Given task: Look through the lines of the material and count those containing "type". Give that count alone.

(Records excerpted from a collection)
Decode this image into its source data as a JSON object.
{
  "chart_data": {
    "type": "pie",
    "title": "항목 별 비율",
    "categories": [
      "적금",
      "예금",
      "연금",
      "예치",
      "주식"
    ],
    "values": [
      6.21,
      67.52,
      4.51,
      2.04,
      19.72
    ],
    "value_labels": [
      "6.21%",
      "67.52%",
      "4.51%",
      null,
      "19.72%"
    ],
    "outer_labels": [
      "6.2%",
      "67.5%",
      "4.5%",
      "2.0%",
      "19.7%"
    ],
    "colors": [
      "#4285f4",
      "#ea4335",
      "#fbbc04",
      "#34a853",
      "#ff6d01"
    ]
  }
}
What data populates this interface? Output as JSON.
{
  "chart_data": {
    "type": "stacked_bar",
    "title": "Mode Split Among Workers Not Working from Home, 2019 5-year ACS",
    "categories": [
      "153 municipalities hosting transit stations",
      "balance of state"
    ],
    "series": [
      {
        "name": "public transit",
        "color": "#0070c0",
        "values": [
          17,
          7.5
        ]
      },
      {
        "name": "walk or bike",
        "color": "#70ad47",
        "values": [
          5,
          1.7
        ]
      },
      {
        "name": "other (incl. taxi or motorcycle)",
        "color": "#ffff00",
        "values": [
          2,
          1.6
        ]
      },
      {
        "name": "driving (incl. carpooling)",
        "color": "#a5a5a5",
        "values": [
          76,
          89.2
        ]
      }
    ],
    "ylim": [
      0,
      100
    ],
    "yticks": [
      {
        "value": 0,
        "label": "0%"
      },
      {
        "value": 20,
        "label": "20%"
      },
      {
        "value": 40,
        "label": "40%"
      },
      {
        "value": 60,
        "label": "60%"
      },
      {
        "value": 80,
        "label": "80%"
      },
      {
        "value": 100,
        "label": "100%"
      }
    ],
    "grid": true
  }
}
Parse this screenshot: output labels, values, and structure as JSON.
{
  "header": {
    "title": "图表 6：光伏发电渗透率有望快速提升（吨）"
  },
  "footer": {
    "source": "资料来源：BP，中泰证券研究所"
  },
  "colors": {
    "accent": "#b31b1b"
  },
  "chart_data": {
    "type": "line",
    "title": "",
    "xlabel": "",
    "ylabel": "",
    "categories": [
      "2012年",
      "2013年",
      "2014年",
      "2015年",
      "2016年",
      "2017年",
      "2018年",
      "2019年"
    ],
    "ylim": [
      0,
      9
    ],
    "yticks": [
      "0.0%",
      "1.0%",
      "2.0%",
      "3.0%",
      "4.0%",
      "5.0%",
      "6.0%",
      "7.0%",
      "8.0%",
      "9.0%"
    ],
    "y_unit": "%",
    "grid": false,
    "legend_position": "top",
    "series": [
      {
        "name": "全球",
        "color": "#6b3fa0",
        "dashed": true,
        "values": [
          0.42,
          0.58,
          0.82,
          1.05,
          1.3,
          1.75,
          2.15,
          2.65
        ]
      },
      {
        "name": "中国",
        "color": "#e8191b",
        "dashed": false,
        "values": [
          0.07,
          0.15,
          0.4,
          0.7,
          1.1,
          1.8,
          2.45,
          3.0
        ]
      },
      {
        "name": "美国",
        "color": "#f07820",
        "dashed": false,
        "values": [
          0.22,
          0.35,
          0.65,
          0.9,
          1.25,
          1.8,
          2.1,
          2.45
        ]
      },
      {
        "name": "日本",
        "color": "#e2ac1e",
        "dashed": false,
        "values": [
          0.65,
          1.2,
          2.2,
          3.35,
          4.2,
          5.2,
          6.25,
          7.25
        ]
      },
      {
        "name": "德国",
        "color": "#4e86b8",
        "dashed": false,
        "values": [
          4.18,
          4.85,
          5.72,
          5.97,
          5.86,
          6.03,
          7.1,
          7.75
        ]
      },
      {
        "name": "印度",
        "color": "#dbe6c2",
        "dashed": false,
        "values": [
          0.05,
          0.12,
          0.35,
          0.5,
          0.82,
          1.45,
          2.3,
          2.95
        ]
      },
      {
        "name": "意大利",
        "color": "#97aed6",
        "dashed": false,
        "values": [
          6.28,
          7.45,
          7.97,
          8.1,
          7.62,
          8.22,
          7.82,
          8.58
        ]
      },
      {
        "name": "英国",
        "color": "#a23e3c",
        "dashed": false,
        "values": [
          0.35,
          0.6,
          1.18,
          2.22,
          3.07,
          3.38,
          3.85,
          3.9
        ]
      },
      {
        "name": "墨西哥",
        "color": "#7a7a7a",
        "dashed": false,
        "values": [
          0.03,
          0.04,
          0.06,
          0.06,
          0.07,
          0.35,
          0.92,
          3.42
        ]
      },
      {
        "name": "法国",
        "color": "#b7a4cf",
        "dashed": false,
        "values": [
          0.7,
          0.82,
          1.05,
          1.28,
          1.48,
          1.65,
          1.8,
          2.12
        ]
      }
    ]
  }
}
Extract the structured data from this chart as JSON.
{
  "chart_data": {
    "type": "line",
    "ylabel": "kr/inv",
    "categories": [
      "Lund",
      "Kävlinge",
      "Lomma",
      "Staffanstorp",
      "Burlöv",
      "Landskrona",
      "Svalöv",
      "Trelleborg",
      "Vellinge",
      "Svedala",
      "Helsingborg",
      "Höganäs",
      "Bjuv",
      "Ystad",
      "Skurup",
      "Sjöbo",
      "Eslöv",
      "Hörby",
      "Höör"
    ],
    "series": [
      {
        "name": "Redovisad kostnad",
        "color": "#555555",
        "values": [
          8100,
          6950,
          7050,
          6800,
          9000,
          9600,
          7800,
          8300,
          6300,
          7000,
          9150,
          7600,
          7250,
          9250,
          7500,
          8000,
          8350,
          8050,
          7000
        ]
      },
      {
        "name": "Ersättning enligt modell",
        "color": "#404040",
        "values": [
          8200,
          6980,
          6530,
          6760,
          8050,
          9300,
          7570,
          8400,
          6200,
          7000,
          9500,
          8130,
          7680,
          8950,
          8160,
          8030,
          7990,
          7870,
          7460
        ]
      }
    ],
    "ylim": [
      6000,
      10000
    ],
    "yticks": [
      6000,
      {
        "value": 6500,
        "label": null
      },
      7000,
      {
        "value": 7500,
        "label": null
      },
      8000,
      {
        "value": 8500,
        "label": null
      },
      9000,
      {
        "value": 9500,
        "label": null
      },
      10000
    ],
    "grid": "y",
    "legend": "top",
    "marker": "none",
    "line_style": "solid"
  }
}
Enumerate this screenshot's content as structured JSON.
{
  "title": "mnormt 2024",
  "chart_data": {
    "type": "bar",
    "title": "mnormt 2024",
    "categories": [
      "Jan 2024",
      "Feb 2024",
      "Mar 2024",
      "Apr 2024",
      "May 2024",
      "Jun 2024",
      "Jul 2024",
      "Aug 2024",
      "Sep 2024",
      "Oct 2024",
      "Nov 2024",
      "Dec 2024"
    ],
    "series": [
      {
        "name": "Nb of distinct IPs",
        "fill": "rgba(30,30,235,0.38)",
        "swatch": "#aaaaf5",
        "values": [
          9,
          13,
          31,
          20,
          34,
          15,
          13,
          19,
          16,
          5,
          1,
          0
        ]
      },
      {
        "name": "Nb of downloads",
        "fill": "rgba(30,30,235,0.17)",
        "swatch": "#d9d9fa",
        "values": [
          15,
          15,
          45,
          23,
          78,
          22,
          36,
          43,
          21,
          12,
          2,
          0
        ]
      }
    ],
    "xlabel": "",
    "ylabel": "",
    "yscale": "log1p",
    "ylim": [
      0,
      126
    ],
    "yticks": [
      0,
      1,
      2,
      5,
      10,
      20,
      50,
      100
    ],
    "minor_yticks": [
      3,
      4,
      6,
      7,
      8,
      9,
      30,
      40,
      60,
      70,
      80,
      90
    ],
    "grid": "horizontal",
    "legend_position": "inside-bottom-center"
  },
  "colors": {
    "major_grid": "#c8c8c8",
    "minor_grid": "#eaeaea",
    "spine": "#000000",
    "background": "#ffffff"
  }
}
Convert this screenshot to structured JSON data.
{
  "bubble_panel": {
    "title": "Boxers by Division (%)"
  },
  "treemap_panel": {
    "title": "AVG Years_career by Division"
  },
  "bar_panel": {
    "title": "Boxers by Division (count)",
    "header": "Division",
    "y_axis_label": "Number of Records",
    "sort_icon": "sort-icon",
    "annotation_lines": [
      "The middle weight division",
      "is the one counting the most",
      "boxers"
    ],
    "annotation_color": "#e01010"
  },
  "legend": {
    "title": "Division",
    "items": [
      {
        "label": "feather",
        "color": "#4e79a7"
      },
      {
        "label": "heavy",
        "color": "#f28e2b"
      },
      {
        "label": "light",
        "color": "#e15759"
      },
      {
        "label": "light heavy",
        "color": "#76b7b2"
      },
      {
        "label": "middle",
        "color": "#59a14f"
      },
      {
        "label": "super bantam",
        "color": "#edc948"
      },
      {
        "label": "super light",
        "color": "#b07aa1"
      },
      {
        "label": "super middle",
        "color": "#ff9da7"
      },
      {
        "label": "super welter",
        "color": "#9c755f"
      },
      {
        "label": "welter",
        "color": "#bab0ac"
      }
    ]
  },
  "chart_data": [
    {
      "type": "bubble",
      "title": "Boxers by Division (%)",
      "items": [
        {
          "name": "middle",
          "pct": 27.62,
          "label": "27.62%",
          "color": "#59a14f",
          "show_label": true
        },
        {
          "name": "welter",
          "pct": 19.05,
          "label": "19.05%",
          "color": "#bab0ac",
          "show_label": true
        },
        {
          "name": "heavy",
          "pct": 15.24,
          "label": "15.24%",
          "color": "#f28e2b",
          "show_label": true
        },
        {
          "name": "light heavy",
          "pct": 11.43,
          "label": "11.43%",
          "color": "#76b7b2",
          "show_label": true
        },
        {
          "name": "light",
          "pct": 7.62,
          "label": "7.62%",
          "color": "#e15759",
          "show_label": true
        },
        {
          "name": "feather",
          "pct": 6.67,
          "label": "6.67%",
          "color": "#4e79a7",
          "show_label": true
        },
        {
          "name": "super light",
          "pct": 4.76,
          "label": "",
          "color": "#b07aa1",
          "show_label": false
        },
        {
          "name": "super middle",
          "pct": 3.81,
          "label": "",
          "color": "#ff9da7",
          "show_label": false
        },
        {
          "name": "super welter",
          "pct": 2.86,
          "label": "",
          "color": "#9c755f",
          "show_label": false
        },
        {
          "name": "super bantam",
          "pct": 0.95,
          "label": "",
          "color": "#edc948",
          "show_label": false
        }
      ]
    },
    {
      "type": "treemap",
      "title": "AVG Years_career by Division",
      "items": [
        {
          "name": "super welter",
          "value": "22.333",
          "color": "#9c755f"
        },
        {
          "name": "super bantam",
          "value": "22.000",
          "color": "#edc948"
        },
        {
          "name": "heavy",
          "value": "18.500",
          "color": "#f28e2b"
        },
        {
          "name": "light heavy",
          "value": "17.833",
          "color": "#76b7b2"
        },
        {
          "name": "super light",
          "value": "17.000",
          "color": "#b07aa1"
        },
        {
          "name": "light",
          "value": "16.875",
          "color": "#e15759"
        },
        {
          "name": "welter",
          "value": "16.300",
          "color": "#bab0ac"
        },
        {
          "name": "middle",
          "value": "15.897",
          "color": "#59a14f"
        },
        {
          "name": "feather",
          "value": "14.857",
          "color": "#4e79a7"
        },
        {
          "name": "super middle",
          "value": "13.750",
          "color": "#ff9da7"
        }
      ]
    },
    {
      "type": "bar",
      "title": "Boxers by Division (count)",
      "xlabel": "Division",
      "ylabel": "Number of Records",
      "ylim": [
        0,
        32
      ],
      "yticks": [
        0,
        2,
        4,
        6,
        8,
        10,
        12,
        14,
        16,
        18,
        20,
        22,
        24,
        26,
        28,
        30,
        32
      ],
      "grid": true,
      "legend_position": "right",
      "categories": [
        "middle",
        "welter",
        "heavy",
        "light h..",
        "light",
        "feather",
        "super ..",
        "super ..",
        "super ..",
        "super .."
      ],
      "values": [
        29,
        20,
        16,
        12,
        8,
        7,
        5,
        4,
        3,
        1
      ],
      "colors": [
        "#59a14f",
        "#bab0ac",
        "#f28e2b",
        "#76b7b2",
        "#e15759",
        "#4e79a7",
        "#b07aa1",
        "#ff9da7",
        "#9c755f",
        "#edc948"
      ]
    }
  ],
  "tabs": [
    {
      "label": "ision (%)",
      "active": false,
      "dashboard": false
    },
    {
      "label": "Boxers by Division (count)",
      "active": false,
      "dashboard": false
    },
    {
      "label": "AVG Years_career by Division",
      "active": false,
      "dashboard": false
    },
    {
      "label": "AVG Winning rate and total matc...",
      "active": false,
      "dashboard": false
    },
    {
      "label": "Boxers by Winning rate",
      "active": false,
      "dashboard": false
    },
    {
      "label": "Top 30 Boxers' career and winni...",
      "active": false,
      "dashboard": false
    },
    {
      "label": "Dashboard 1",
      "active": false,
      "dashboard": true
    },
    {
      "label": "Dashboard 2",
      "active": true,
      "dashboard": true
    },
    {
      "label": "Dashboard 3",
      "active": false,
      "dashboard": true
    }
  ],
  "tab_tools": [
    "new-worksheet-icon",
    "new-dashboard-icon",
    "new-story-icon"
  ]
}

Correct answer: 8